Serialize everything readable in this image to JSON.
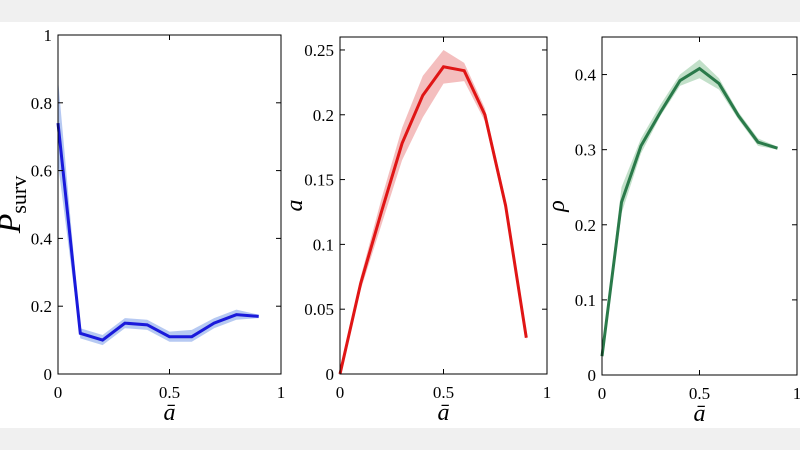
{
  "chart_data": [
    {
      "type": "line",
      "x_label": "ā",
      "y_label": "P",
      "y_label_sub": "surv",
      "x": [
        0,
        0.1,
        0.2,
        0.3,
        0.4,
        0.5,
        0.6,
        0.7,
        0.8,
        0.9
      ],
      "series": [
        {
          "color": "#1a1adb",
          "band_color": "#a9bff0",
          "values": [
            0.74,
            0.12,
            0.1,
            0.15,
            0.145,
            0.11,
            0.11,
            0.15,
            0.175,
            0.17
          ],
          "upper": [
            0.87,
            0.135,
            0.115,
            0.165,
            0.16,
            0.125,
            0.13,
            0.165,
            0.19,
            0.175
          ],
          "lower": [
            0.62,
            0.105,
            0.085,
            0.135,
            0.13,
            0.095,
            0.095,
            0.135,
            0.16,
            0.165
          ]
        }
      ],
      "xlim": [
        0,
        1
      ],
      "xticks": [
        0,
        0.5,
        1
      ],
      "ylim": [
        0,
        1
      ],
      "yticks": [
        0,
        0.2,
        0.4,
        0.6,
        0.8,
        1
      ]
    },
    {
      "type": "line",
      "x_label": "ā",
      "y_label": "a",
      "x": [
        0,
        0.1,
        0.2,
        0.3,
        0.4,
        0.5,
        0.6,
        0.7,
        0.8,
        0.9
      ],
      "series": [
        {
          "color": "#e01515",
          "band_color": "#f2b3b3",
          "values": [
            0,
            0.07,
            0.125,
            0.178,
            0.215,
            0.237,
            0.234,
            0.2,
            0.13,
            0.028
          ],
          "upper": [
            0,
            0.075,
            0.135,
            0.19,
            0.23,
            0.25,
            0.24,
            0.205,
            0.135,
            0.03
          ],
          "lower": [
            0,
            0.065,
            0.115,
            0.165,
            0.198,
            0.224,
            0.226,
            0.195,
            0.125,
            0.026
          ]
        }
      ],
      "xlim": [
        0,
        1
      ],
      "xticks": [
        0,
        0.5,
        1
      ],
      "ylim": [
        0,
        0.26
      ],
      "yticks": [
        0,
        0.05,
        0.1,
        0.15,
        0.2,
        0.25
      ]
    },
    {
      "type": "line",
      "x_label": "ā",
      "y_label": "ρ",
      "x": [
        0,
        0.1,
        0.2,
        0.3,
        0.4,
        0.5,
        0.6,
        0.7,
        0.8,
        0.9
      ],
      "series": [
        {
          "color": "#2a7a4a",
          "band_color": "#b7dbbf",
          "values": [
            0.025,
            0.23,
            0.305,
            0.35,
            0.392,
            0.408,
            0.388,
            0.345,
            0.31,
            0.302
          ],
          "upper": [
            0.03,
            0.25,
            0.315,
            0.36,
            0.4,
            0.42,
            0.395,
            0.35,
            0.315,
            0.304
          ],
          "lower": [
            0.02,
            0.215,
            0.295,
            0.345,
            0.385,
            0.395,
            0.38,
            0.34,
            0.305,
            0.3
          ]
        }
      ],
      "xlim": [
        0,
        1
      ],
      "xticks": [
        0,
        0.5,
        1
      ],
      "ylim": [
        0,
        0.45
      ],
      "yticks": [
        0,
        0.1,
        0.2,
        0.3,
        0.4
      ]
    }
  ]
}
○ ○ ○
**Job:** Every line above should be returned word for word, with the pictures left behind.

**Result below:**
Serialize everything readable in this image to JSON.
{
  "chart_data": [
    {
      "type": "line",
      "x_label": "ā",
      "y_label": "P",
      "y_label_sub": "surv",
      "x": [
        0,
        0.1,
        0.2,
        0.3,
        0.4,
        0.5,
        0.6,
        0.7,
        0.8,
        0.9
      ],
      "series": [
        {
          "color": "#1a1adb",
          "band_color": "#a9bff0",
          "values": [
            0.74,
            0.12,
            0.1,
            0.15,
            0.145,
            0.11,
            0.11,
            0.15,
            0.175,
            0.17
          ],
          "upper": [
            0.87,
            0.135,
            0.115,
            0.165,
            0.16,
            0.125,
            0.13,
            0.165,
            0.19,
            0.175
          ],
          "lower": [
            0.62,
            0.105,
            0.085,
            0.135,
            0.13,
            0.095,
            0.095,
            0.135,
            0.16,
            0.165
          ]
        }
      ],
      "xlim": [
        0,
        1
      ],
      "xticks": [
        0,
        0.5,
        1
      ],
      "ylim": [
        0,
        1
      ],
      "yticks": [
        0,
        0.2,
        0.4,
        0.6,
        0.8,
        1
      ]
    },
    {
      "type": "line",
      "x_label": "ā",
      "y_label": "a",
      "x": [
        0,
        0.1,
        0.2,
        0.3,
        0.4,
        0.5,
        0.6,
        0.7,
        0.8,
        0.9
      ],
      "series": [
        {
          "color": "#e01515",
          "band_color": "#f2b3b3",
          "values": [
            0,
            0.07,
            0.125,
            0.178,
            0.215,
            0.237,
            0.234,
            0.2,
            0.13,
            0.028
          ],
          "upper": [
            0,
            0.075,
            0.135,
            0.19,
            0.23,
            0.25,
            0.24,
            0.205,
            0.135,
            0.03
          ],
          "lower": [
            0,
            0.065,
            0.115,
            0.165,
            0.198,
            0.224,
            0.226,
            0.195,
            0.125,
            0.026
          ]
        }
      ],
      "xlim": [
        0,
        1
      ],
      "xticks": [
        0,
        0.5,
        1
      ],
      "ylim": [
        0,
        0.26
      ],
      "yticks": [
        0,
        0.05,
        0.1,
        0.15,
        0.2,
        0.25
      ]
    },
    {
      "type": "line",
      "x_label": "ā",
      "y_label": "ρ",
      "x": [
        0,
        0.1,
        0.2,
        0.3,
        0.4,
        0.5,
        0.6,
        0.7,
        0.8,
        0.9
      ],
      "series": [
        {
          "color": "#2a7a4a",
          "band_color": "#b7dbbf",
          "values": [
            0.025,
            0.23,
            0.305,
            0.35,
            0.392,
            0.408,
            0.388,
            0.345,
            0.31,
            0.302
          ],
          "upper": [
            0.03,
            0.25,
            0.315,
            0.36,
            0.4,
            0.42,
            0.395,
            0.35,
            0.315,
            0.304
          ],
          "lower": [
            0.02,
            0.215,
            0.295,
            0.345,
            0.385,
            0.395,
            0.38,
            0.34,
            0.305,
            0.3
          ]
        }
      ],
      "xlim": [
        0,
        1
      ],
      "xticks": [
        0,
        0.5,
        1
      ],
      "ylim": [
        0,
        0.45
      ],
      "yticks": [
        0,
        0.1,
        0.2,
        0.3,
        0.4
      ]
    }
  ]
}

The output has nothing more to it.